### Brief
Only the pictures stay out; please return all the entries below exactly as written.

*** Opening Exercise data ***

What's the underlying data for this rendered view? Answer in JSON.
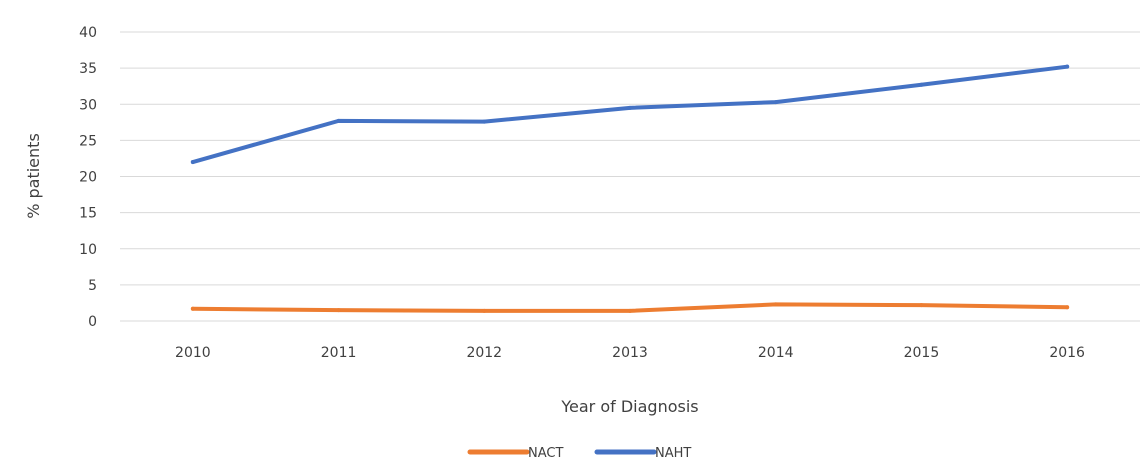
{
  "chart_data": {
    "type": "line",
    "categories": [
      "2010",
      "2011",
      "2012",
      "2013",
      "2014",
      "2015",
      "2016"
    ],
    "series": [
      {
        "name": "NACT",
        "color": "#ed7d31",
        "values": [
          1.7,
          1.5,
          1.4,
          1.4,
          2.3,
          2.2,
          1.9
        ]
      },
      {
        "name": "NAHT",
        "color": "#4472c4",
        "values": [
          22.0,
          27.7,
          27.6,
          29.5,
          30.3,
          32.7,
          35.2
        ]
      }
    ],
    "xlabel": "Year of Diagnosis",
    "ylabel": "% patients",
    "ylim": [
      0,
      40
    ],
    "yticks": [
      "0",
      "5",
      "10",
      "15",
      "20",
      "25",
      "30",
      "35",
      "40"
    ],
    "grid": true,
    "legend_position": "bottom"
  }
}
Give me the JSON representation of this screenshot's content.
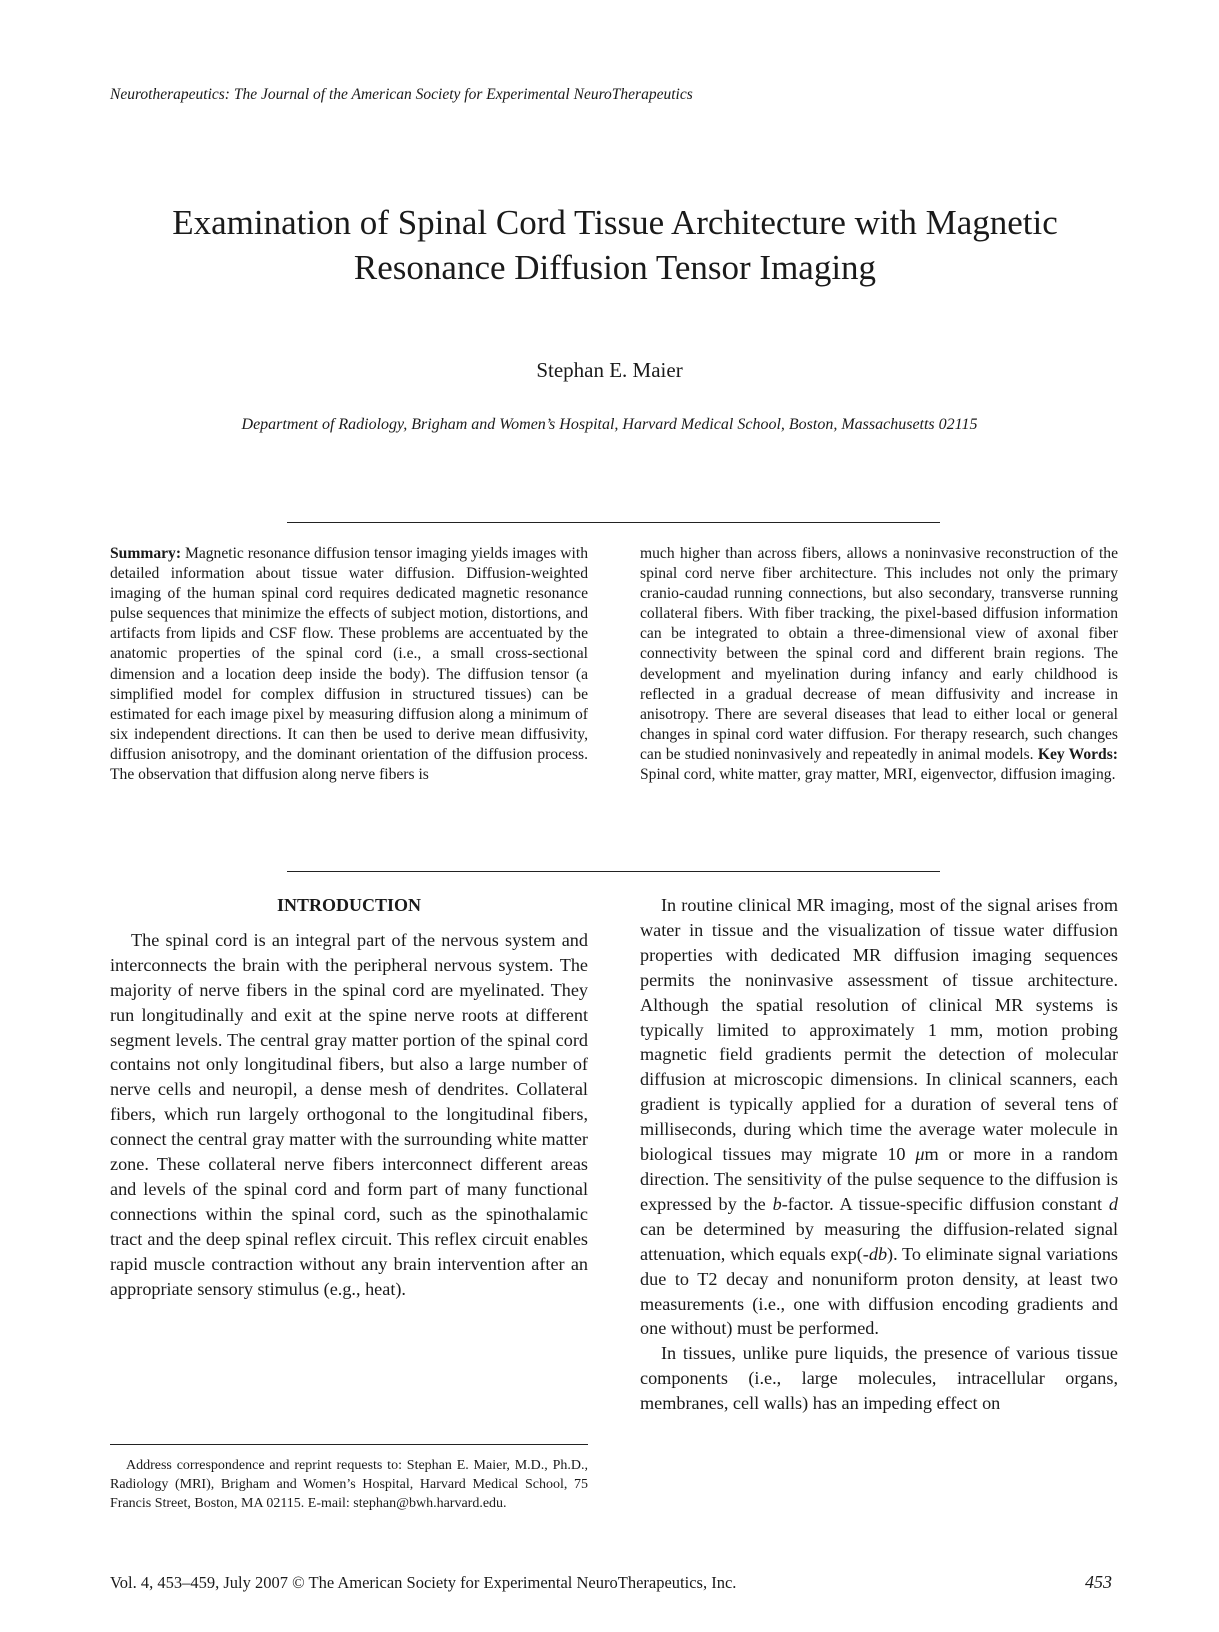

*** Closing Exercise data ***

### Task output
What's the underlying data for this rendered view? Answer in JSON.
{
  "chart_data": {
    "type": "line",
    "categories": [
      "2010",
      "2011",
      "2012",
      "2013",
      "2014",
      "2015",
      "2016"
    ],
    "series": [
      {
        "name": "NACT",
        "color": "#ed7d31",
        "values": [
          1.7,
          1.5,
          1.4,
          1.4,
          2.3,
          2.2,
          1.9
        ]
      },
      {
        "name": "NAHT",
        "color": "#4472c4",
        "values": [
          22.0,
          27.7,
          27.6,
          29.5,
          30.3,
          32.7,
          35.2
        ]
      }
    ],
    "xlabel": "Year of Diagnosis",
    "ylabel": "% patients",
    "ylim": [
      0,
      40
    ],
    "yticks": [
      "0",
      "5",
      "10",
      "15",
      "20",
      "25",
      "30",
      "35",
      "40"
    ],
    "grid": true,
    "legend_position": "bottom"
  }
}
Give me the JSON representation of this screenshot's content.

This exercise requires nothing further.